Data entries for graphics:
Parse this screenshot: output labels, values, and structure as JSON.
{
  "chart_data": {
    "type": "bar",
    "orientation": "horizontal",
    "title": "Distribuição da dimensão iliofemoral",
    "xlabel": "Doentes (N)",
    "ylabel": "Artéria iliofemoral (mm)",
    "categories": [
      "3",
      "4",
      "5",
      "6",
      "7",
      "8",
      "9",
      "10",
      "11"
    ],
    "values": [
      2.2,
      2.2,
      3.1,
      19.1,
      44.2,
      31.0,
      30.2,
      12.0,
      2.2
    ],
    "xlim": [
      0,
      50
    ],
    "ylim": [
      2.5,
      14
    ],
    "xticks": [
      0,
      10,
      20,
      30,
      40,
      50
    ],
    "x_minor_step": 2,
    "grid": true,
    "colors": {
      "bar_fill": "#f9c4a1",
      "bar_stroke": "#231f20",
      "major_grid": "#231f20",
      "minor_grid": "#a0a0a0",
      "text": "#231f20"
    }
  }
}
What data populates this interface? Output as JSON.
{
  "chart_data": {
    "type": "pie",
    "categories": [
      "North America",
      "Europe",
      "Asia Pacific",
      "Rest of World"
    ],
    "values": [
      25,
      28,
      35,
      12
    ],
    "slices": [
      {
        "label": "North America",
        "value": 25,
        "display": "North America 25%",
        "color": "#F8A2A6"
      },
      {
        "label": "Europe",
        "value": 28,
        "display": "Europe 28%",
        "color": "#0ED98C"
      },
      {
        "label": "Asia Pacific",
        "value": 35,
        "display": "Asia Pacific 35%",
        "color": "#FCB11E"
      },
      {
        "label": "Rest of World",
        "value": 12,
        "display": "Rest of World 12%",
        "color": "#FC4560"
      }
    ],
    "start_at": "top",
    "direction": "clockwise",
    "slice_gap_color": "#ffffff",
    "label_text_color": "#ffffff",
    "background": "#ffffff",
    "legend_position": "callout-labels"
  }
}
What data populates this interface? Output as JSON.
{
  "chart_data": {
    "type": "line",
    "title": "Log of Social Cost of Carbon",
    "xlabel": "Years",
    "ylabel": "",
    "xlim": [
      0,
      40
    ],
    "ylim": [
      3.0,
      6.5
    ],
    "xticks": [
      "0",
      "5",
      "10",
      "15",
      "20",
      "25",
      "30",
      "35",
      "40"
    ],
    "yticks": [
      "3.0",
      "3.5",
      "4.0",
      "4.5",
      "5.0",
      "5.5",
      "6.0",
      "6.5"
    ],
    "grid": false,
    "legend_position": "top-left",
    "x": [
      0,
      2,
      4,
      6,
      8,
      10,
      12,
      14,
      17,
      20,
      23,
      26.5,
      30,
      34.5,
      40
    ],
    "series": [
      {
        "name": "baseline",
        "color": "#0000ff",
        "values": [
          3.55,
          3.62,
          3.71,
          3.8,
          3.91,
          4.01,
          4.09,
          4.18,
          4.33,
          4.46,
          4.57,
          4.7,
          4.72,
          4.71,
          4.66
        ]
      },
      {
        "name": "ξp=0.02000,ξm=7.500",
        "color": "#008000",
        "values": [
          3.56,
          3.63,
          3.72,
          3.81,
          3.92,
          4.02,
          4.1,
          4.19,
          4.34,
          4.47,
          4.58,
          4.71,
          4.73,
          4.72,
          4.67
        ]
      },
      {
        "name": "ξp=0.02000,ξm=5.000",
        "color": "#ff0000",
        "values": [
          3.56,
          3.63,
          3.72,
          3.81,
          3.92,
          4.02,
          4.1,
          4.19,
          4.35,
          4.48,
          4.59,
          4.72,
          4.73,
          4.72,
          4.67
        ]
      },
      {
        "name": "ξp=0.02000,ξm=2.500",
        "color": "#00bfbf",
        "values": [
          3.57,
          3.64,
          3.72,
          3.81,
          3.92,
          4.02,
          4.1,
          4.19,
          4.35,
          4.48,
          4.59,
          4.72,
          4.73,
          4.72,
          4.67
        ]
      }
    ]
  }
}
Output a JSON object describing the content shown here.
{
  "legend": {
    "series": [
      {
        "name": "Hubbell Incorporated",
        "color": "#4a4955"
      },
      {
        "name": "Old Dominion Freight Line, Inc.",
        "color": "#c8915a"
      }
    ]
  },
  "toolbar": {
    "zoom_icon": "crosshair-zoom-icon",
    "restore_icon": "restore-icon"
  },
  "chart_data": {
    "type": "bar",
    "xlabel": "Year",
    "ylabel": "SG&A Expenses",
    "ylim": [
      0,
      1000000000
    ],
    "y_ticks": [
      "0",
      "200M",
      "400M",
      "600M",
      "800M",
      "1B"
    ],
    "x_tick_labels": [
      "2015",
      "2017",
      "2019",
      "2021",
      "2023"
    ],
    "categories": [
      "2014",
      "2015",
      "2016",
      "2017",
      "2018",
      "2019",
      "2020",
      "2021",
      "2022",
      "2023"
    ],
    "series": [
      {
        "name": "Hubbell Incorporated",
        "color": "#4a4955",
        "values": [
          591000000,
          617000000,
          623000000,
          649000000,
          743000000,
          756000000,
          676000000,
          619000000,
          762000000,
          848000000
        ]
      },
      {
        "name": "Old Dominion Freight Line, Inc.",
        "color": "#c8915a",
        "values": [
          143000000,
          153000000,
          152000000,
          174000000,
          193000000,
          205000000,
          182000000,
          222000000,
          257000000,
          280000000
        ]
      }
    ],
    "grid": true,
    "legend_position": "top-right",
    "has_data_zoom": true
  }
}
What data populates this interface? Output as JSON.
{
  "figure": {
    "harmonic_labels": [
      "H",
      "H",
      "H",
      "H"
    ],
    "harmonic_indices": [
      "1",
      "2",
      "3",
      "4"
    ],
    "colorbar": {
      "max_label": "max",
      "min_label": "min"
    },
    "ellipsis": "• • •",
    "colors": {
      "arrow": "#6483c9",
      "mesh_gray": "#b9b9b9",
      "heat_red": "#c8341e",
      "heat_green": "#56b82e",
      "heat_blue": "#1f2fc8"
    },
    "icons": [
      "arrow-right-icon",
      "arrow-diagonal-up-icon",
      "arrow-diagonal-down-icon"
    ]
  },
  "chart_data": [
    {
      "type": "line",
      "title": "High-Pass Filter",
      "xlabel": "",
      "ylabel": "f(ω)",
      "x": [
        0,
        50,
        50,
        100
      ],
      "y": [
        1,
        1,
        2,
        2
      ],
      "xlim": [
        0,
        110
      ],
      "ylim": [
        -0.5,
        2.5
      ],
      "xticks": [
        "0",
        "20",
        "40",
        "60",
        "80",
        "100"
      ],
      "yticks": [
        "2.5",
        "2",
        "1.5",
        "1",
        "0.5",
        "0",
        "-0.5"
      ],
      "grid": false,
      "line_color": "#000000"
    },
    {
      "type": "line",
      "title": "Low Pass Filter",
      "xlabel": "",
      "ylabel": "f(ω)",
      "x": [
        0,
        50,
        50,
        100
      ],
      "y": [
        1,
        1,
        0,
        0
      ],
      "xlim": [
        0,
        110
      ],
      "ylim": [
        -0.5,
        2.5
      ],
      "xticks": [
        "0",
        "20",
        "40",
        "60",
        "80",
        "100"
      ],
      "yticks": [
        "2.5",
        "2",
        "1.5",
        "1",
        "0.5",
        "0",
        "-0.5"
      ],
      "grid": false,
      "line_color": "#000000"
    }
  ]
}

[Stated goal] Look through the data above. Find each line with the string "name" and copy it.

[Exercise result]
        "name": "baseline",
        "name": "ξp=0.02000,ξm=7.500",
        "name": "ξp=0.02000,ξm=5.000",
        "name": "ξp=0.02000,ξm=2.500",
        "name": "Hubbell Incorporated",
        "name": "Old Dominion Freight Line, Inc.",
        "name": "Hubbell Incorporated",
        "name": "Old Dominion Freight Line, Inc.",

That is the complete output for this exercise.